Look for the string "调整房间分房情况" in the lines and copy each line that has it.

**RECORDS SUPPLIED:**
— begin —

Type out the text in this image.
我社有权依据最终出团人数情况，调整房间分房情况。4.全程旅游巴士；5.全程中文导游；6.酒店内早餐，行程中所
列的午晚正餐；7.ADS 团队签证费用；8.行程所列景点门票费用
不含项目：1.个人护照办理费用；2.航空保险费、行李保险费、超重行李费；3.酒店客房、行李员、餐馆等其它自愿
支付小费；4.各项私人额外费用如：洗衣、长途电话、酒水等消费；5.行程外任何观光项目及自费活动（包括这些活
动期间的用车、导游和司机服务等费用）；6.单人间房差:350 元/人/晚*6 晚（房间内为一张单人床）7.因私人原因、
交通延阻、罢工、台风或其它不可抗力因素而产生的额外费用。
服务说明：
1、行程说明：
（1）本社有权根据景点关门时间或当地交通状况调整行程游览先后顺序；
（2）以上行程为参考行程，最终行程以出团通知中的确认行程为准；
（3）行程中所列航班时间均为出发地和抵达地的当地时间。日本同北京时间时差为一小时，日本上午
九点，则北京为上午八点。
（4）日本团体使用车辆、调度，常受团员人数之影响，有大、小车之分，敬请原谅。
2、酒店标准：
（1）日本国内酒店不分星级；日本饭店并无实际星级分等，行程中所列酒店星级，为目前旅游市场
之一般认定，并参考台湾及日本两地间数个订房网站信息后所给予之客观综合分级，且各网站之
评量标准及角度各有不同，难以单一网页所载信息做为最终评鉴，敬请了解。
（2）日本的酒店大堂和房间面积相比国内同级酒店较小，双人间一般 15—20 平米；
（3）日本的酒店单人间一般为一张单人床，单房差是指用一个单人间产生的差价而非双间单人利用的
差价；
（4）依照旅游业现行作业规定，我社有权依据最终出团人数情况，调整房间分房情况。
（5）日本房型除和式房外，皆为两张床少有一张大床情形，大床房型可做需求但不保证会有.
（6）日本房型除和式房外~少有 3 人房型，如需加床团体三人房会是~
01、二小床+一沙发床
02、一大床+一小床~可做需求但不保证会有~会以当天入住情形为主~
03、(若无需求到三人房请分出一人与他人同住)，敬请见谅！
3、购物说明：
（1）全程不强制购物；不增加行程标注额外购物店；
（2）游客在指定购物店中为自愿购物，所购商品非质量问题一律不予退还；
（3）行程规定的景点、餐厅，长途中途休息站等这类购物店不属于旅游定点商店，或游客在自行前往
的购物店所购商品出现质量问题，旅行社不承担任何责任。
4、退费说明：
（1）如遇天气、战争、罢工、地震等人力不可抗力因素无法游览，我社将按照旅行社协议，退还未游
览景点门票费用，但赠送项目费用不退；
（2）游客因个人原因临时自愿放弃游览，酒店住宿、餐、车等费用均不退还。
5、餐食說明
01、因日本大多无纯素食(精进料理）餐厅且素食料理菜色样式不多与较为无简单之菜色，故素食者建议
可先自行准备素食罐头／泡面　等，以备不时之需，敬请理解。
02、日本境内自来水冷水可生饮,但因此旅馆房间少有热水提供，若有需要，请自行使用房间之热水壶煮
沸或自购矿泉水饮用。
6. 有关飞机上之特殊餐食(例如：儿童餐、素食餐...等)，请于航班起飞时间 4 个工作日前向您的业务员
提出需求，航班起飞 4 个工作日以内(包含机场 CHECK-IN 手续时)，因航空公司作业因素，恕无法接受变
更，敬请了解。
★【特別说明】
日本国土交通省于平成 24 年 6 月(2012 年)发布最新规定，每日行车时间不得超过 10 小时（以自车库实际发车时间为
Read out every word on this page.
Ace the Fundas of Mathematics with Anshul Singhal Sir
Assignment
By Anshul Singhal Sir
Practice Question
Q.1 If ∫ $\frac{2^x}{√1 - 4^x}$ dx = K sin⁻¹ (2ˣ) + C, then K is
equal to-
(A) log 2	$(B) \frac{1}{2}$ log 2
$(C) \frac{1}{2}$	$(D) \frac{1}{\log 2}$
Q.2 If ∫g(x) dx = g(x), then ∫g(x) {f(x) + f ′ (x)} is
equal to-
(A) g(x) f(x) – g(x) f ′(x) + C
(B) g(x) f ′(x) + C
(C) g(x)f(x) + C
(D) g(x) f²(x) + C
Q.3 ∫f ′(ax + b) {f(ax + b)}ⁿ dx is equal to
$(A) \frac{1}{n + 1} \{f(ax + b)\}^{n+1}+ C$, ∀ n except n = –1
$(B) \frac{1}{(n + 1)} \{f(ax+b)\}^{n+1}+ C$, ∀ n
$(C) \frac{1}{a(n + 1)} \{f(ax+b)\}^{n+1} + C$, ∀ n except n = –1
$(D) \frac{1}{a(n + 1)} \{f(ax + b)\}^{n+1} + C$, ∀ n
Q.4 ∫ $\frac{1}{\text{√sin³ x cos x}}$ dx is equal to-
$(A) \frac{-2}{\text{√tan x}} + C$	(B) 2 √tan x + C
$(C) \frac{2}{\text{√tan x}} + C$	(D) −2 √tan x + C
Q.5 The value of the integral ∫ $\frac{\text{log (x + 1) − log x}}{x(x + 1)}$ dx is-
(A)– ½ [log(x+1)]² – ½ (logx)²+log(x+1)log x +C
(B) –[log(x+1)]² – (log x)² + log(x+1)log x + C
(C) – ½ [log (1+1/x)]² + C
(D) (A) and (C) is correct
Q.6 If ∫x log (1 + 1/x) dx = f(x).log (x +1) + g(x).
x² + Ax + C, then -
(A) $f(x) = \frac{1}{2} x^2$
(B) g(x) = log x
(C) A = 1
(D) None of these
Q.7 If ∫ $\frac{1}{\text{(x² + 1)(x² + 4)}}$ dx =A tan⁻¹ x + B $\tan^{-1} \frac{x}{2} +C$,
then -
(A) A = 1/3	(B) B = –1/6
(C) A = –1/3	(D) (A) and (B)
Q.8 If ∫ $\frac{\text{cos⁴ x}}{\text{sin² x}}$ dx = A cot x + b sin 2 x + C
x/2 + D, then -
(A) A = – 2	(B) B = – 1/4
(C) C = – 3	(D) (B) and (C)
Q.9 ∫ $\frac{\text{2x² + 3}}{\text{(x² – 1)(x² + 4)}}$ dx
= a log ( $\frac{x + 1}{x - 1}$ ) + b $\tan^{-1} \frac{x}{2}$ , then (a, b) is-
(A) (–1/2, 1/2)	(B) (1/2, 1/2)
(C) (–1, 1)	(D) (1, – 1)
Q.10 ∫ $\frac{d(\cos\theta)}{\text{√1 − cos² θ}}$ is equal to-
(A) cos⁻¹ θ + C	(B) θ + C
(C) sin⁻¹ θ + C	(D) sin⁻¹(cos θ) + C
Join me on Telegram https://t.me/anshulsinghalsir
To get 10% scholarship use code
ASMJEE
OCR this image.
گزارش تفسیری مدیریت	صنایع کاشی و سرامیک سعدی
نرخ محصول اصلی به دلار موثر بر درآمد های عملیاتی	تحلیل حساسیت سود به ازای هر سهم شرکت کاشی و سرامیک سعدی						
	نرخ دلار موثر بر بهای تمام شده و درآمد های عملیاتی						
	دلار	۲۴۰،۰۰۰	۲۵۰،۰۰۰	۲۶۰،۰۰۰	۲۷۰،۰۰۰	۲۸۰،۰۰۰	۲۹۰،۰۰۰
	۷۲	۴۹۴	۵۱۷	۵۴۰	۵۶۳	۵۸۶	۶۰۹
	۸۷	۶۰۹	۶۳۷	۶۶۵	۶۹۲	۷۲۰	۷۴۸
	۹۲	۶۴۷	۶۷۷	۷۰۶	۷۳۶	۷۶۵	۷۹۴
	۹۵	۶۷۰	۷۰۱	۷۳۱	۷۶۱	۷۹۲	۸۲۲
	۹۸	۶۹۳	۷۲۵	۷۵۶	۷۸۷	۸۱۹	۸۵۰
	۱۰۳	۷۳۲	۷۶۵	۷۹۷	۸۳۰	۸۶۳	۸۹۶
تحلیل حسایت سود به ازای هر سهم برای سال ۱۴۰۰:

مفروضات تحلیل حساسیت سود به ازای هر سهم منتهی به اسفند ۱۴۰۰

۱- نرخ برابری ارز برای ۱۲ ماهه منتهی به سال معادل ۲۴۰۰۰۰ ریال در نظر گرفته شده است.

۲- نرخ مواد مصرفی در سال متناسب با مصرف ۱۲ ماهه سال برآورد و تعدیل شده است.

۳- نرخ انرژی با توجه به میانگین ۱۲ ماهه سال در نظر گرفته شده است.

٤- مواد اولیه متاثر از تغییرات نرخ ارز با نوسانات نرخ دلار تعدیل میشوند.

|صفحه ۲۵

— end —

**ANSWER FOR THIS EXERCISE:**
我社有权依据最终出团人数情况，调整房间分房情况。4.全程旅游巴士；5.全程中文导游；6.酒店内早餐，行程中所
（4）依照旅游业现行作业规定，我社有权依据最终出团人数情况，调整房间分房情况。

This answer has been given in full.